TASK OBJECTIVE
Show all lines holding the string "Romanos".

DATASET CONTENT
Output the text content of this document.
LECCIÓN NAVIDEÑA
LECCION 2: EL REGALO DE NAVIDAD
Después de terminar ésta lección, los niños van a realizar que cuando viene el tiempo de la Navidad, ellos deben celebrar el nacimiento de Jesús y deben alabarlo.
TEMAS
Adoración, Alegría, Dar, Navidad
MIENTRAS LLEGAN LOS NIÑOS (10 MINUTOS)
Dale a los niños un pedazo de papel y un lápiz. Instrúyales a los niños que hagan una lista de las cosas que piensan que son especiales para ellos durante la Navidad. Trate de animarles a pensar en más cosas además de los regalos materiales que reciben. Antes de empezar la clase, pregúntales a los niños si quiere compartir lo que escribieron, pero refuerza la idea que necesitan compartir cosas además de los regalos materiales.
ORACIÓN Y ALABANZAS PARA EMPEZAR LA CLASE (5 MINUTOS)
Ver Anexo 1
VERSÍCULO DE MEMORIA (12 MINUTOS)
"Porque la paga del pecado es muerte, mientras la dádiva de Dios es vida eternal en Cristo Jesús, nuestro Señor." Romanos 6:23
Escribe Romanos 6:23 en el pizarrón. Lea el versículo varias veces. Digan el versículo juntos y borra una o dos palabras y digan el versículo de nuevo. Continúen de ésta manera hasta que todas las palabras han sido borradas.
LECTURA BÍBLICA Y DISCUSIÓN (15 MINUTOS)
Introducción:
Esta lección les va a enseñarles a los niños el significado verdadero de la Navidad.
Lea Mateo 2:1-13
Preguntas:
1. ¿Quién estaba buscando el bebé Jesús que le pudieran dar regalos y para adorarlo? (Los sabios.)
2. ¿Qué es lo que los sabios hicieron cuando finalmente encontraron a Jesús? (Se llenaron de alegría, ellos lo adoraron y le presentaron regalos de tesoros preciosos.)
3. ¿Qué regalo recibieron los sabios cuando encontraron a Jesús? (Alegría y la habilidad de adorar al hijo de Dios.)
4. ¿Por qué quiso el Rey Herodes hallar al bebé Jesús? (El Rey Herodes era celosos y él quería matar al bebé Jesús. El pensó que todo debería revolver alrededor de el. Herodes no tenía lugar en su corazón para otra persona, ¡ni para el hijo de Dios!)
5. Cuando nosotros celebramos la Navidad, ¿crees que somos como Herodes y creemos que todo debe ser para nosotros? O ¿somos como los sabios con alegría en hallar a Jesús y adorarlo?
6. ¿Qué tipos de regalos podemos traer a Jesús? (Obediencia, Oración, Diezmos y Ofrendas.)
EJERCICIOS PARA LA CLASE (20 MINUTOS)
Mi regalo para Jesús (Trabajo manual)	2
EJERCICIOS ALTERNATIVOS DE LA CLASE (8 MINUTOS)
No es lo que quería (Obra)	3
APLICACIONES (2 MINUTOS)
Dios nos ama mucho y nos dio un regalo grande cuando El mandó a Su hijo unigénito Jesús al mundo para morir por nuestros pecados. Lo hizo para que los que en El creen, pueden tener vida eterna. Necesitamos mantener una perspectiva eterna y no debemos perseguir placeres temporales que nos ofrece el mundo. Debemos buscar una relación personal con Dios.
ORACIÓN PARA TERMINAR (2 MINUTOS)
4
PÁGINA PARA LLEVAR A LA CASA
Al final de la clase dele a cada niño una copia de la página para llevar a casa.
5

WRITTEN RESPONSE
"Porque la paga del pecado es muerte, mientras la dádiva de Dios es vida eternal en Cristo Jesús, nuestro Señor." Romanos 6:23
Escribe Romanos 6:23 en el pizarrón. Lea el versículo varias veces. Digan el versículo juntos y borra una o dos palabras y digan el versículo de nuevo. Continúen de ésta manera hasta que todas las palabras han sido borradas.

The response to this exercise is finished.